* Task prompt:
Would you transcribe all of the data exactly, down to the last character?

* Entries:
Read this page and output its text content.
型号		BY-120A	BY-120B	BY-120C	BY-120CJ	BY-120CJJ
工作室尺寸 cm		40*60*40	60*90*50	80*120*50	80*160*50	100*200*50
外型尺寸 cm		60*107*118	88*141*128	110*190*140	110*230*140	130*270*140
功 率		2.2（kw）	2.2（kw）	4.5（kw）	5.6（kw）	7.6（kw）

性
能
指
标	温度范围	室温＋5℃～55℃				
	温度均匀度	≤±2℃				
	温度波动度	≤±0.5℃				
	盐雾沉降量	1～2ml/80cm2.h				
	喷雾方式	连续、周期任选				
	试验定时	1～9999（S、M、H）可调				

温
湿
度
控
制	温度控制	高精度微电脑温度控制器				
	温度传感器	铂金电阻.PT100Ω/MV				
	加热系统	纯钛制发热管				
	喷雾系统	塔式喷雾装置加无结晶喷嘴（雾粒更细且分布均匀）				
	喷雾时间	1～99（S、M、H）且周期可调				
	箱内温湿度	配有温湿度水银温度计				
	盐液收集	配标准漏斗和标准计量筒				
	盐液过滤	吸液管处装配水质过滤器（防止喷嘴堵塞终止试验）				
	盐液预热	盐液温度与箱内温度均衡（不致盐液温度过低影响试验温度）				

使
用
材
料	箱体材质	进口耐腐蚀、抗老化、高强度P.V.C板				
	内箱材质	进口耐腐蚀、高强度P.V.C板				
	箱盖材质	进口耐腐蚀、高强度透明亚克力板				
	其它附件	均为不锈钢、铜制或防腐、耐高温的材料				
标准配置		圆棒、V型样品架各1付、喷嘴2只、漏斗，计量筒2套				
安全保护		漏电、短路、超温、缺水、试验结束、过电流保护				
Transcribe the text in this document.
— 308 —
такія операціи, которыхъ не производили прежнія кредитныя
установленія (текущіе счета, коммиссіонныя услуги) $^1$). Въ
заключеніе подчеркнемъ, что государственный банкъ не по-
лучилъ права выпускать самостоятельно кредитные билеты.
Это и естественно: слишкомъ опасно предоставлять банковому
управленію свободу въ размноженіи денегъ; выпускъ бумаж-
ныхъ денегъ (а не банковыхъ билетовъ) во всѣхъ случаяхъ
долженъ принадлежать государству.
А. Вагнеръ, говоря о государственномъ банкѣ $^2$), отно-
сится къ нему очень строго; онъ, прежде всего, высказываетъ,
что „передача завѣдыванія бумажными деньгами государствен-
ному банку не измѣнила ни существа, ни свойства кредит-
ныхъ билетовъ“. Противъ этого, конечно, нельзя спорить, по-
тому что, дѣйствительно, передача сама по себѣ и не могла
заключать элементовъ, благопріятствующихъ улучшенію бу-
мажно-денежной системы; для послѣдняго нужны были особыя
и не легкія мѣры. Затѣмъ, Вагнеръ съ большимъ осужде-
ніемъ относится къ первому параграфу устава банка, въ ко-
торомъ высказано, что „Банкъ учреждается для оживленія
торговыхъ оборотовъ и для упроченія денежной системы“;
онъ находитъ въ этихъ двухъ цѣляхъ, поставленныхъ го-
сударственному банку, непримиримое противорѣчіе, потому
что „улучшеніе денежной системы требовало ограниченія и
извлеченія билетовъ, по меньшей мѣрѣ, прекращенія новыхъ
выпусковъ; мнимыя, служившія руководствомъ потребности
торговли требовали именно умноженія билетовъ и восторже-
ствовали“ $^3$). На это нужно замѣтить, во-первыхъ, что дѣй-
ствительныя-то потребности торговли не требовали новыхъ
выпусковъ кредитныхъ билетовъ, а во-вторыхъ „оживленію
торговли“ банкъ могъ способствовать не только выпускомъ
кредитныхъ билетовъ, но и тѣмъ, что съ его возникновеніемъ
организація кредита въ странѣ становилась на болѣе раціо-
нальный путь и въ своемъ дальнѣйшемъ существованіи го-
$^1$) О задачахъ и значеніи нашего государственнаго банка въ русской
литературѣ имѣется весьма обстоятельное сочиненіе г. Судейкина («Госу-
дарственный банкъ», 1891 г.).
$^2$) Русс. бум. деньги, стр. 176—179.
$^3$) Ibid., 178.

* Correct output:
Read this page and output its text content.
型号		BY-120A	BY-120B	BY-120C	BY-120CJ	BY-120CJJ
工作室尺寸 cm		40*60*40	60*90*50	80*120*50	80*160*50	100*200*50
外型尺寸 cm		60*107*118	88*141*128	110*190*140	110*230*140	130*270*140
功 率		2.2（kw）	2.2（kw）	4.5（kw）	5.6（kw）	7.6（kw）

性
能
指
标	温度范围	室温＋5℃～55℃				
	温度均匀度	≤±2℃				
	温度波动度	≤±0.5℃				
	盐雾沉降量	1～2ml/80cm2.h				
	喷雾方式	连续、周期任选				
	试验定时	1～9999（S、M、H）可调				

温
湿
度
控
制	温度控制	高精度微电脑温度控制器				
	温度传感器	铂金电阻.PT100Ω/MV				
	加热系统	纯钛制发热管				
	喷雾系统	塔式喷雾装置加无结晶喷嘴（雾粒更细且分布均匀）				
	喷雾时间	1～99（S、M、H）且周期可调				
	箱内温湿度	配有温湿度水银温度计				
	盐液收集	配标准漏斗和标准计量筒				
	盐液过滤	吸液管处装配水质过滤器（防止喷嘴堵塞终止试验）				
	盐液预热	盐液温度与箱内温度均衡（不致盐液温度过低影响试验温度）				

使
用
材
料	箱体材质	进口耐腐蚀、抗老化、高强度P.V.C板				
	内箱材质	进口耐腐蚀、高强度P.V.C板				
	箱盖材质	进口耐腐蚀、高强度透明亚克力板				
	其它附件	均为不锈钢、铜制或防腐、耐高温的材料				
标准配置		圆棒、V型样品架各1付、喷嘴2只、漏斗，计量筒2套				
安全保护		漏电、短路、超温、缺水、试验结束、过电流保护				
Transcribe the text in this document.
— 308 —
такія операціи, которыхъ не производили прежнія кредитныя
установленія (текущіе счета, коммиссіонныя услуги) $^1$). Въ
заключеніе подчеркнемъ, что государственный банкъ не по-
лучилъ права выпускать самостоятельно кредитные билеты.
Это и естественно: слишкомъ опасно предоставлять банковому
управленію свободу въ размноженіи денегъ; выпускъ бумаж-
ныхъ денегъ (а не банковыхъ билетовъ) во всѣхъ случаяхъ
долженъ принадлежать государству.
А. Вагнеръ, говоря о государственномъ банкѣ $^2$), отно-
сится къ нему очень строго; онъ, прежде всего, высказываетъ,
что „передача завѣдыванія бумажными деньгами государствен-
ному банку не измѣнила ни существа, ни свойства кредит-
ныхъ билетовъ“. Противъ этого, конечно, нельзя спорить, по-
тому что, дѣйствительно, передача сама по себѣ и не могла
заключать элементовъ, благопріятствующихъ улучшенію бу-
мажно-денежной системы; для послѣдняго нужны были особыя
и не легкія мѣры. Затѣмъ, Вагнеръ съ большимъ осужде-
ніемъ относится къ первому параграфу устава банка, въ ко-
торомъ высказано, что „Банкъ учреждается для оживленія
торговыхъ оборотовъ и для упроченія денежной системы“;
онъ находитъ въ этихъ двухъ цѣляхъ, поставленныхъ го-
сударственному банку, непримиримое противорѣчіе, потому
что „улучшеніе денежной системы требовало ограниченія и
извлеченія билетовъ, по меньшей мѣрѣ, прекращенія новыхъ
выпусковъ; мнимыя, служившія руководствомъ потребности
торговли требовали именно умноженія билетовъ и восторже-
ствовали“ $^3$). На это нужно замѣтить, во-первыхъ, что дѣй-
ствительныя-то потребности торговли не требовали новыхъ
выпусковъ кредитныхъ билетовъ, а во-вторыхъ „оживленію
торговли“ банкъ могъ способствовать не только выпускомъ
кредитныхъ билетовъ, но и тѣмъ, что съ его возникновеніемъ
организація кредита въ странѣ становилась на болѣе раціо-
нальный путь и въ своемъ дальнѣйшемъ существованіи го-
$^1$) О задачахъ и значеніи нашего государственнаго банка въ русской
литературѣ имѣется весьма обстоятельное сочиненіе г. Судейкина («Госу-
дарственный банкъ», 1891 г.).
$^2$) Русс. бум. деньги, стр. 176—179.
$^3$) Ibid., 178.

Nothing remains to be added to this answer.